WRITTEN INSTRUCTION: Locate the lines that hold the string "años". Copy every such line.

(Excerpts from a figure dataset)
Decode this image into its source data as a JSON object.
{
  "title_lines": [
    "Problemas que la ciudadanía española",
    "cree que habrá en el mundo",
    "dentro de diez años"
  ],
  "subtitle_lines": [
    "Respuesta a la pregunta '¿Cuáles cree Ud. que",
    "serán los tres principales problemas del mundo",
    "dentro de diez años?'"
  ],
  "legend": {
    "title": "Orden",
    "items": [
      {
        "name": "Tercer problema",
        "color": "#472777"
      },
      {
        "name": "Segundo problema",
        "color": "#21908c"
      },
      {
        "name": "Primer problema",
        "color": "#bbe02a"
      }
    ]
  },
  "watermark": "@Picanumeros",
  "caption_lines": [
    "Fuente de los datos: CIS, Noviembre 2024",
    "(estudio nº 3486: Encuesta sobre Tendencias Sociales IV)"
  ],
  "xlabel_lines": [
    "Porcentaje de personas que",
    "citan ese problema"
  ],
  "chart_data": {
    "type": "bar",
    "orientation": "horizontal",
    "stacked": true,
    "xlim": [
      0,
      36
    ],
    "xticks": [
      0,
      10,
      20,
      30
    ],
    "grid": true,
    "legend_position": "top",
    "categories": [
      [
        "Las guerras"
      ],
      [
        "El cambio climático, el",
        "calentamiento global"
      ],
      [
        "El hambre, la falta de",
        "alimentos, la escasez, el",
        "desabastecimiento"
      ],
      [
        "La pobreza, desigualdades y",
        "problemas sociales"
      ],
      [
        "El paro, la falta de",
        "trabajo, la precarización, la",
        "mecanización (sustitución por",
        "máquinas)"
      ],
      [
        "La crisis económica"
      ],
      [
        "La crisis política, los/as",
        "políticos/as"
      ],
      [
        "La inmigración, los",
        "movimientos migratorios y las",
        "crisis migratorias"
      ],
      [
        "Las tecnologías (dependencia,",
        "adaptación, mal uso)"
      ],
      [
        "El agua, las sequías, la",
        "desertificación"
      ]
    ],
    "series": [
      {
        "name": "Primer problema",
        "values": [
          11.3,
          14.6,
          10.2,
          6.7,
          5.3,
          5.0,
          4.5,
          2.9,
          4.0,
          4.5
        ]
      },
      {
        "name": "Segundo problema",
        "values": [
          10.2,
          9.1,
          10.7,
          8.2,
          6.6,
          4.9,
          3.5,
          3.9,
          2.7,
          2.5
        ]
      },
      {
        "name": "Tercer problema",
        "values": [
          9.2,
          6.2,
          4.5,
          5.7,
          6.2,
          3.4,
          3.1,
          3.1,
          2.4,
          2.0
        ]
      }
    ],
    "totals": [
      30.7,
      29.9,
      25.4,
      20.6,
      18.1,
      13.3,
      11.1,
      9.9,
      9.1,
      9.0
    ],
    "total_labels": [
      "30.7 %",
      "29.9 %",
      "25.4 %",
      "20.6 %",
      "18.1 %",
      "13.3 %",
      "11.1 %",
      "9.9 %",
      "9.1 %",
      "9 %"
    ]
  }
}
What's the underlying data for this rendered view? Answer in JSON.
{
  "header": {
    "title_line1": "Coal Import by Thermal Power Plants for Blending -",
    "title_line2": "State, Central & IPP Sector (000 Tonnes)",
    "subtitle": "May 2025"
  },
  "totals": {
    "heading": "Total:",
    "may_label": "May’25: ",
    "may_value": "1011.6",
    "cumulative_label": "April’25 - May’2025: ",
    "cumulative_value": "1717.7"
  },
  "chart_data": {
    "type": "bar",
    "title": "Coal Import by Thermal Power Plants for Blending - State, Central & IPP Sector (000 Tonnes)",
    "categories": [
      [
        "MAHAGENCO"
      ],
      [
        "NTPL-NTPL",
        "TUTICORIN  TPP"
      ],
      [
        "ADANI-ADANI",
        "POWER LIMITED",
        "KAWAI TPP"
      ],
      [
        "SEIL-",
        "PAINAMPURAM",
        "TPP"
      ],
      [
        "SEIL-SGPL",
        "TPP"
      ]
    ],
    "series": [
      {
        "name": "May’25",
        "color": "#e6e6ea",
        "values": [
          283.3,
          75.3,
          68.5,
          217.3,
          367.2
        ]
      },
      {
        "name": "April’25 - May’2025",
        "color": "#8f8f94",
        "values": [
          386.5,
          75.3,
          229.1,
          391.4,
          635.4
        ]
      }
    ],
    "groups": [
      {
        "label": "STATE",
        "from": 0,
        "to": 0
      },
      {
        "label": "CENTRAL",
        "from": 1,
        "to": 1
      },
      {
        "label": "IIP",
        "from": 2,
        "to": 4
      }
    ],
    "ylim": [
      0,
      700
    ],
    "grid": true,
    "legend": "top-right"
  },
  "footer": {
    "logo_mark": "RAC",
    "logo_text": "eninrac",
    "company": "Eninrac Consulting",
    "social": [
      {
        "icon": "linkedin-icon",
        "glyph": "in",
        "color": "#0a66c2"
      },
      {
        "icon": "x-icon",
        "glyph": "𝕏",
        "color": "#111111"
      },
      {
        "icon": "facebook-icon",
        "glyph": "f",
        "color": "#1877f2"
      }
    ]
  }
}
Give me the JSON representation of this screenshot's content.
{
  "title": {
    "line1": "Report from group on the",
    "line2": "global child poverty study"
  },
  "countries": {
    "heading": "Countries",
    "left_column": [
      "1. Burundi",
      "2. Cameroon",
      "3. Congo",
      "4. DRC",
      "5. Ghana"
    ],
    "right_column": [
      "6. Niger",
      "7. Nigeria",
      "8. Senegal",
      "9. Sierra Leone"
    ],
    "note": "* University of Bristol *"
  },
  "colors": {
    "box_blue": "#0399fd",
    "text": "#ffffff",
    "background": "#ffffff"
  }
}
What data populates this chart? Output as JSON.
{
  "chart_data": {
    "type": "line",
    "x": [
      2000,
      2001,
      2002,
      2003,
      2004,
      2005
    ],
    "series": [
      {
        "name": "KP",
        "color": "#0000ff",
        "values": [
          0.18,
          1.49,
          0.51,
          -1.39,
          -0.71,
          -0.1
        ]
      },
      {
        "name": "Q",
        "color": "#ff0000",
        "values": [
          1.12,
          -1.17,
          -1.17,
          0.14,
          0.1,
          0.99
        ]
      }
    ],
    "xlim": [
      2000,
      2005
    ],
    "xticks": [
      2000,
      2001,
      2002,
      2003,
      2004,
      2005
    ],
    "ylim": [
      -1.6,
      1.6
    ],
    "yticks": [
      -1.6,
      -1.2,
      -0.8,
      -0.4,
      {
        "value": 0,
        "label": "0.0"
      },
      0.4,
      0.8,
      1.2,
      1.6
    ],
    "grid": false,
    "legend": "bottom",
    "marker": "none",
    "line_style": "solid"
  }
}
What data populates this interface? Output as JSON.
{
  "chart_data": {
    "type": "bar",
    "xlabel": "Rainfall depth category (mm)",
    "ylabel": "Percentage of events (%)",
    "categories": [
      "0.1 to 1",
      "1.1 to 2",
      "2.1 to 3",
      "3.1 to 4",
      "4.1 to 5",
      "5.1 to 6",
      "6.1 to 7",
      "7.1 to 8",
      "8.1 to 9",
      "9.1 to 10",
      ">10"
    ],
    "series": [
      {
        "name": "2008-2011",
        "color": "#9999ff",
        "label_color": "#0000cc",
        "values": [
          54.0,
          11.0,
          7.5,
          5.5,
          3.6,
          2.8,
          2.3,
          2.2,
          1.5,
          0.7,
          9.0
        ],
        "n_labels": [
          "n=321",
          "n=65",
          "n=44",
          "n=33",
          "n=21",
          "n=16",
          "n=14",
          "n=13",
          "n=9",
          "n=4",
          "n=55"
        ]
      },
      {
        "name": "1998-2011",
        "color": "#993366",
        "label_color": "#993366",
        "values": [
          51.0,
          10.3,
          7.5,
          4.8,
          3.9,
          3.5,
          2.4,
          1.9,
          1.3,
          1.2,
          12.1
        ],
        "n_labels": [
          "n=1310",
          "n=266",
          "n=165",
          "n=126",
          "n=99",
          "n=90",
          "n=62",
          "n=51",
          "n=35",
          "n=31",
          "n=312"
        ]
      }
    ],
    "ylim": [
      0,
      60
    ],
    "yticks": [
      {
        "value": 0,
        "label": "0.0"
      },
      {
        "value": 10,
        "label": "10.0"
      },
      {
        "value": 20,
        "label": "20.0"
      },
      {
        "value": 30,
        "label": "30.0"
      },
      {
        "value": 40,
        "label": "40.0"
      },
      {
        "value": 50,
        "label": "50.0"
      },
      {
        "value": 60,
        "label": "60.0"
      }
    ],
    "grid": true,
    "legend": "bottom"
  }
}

FINAL RESULT:
    "dentro de diez años"
    "dentro de diez años?'"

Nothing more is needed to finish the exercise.